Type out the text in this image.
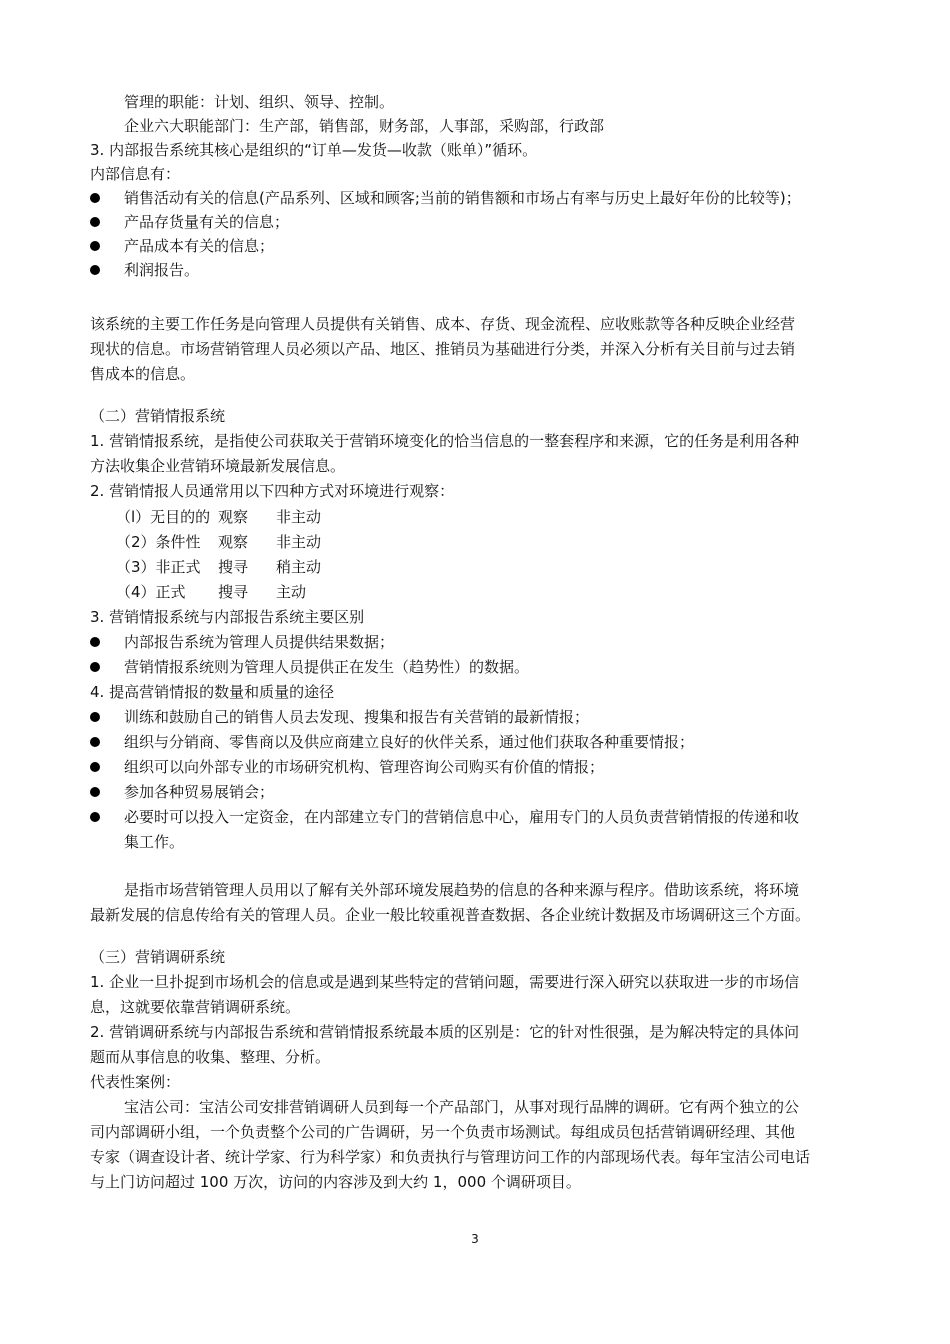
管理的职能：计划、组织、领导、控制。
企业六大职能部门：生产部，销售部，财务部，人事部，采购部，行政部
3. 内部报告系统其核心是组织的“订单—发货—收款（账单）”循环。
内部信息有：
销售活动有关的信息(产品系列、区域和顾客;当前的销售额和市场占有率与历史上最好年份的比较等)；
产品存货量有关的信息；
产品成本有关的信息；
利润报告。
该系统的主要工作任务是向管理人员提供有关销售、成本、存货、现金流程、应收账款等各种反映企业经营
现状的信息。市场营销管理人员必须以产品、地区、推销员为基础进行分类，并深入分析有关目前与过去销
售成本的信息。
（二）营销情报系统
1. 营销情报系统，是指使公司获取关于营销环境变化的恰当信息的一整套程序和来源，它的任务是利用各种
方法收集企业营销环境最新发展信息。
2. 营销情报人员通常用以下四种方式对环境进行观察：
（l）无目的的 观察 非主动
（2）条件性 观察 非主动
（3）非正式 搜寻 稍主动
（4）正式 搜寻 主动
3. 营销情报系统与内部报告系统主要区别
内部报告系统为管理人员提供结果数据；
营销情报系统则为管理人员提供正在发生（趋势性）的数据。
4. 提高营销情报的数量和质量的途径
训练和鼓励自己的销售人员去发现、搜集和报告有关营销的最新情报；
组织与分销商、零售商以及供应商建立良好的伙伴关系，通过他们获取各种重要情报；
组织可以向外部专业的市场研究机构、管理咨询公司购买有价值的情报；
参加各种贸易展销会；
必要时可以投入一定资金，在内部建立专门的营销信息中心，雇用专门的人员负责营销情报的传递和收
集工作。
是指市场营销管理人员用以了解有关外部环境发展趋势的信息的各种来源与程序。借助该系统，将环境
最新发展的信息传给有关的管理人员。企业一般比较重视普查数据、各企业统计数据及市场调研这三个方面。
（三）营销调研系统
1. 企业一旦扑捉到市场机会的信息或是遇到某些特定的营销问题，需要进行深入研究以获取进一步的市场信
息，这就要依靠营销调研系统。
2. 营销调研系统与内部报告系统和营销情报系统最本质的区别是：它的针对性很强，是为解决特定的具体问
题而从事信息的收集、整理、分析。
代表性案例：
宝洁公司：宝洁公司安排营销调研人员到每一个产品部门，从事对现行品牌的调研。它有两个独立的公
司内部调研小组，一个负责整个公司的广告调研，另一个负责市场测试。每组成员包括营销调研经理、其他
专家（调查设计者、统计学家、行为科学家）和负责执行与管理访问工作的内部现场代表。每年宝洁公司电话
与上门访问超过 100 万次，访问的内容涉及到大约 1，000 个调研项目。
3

--

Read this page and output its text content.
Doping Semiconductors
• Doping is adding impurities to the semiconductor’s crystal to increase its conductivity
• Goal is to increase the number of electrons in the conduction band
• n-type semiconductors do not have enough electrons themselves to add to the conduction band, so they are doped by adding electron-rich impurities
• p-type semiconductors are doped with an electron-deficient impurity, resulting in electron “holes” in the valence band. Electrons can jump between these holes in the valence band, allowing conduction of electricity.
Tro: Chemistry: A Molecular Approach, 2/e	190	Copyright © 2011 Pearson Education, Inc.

TASK REQUIREMENTS >>
Count the lines above that contain the word "adding", and reply with only that number.

EXERCISE OUTPUT >>
2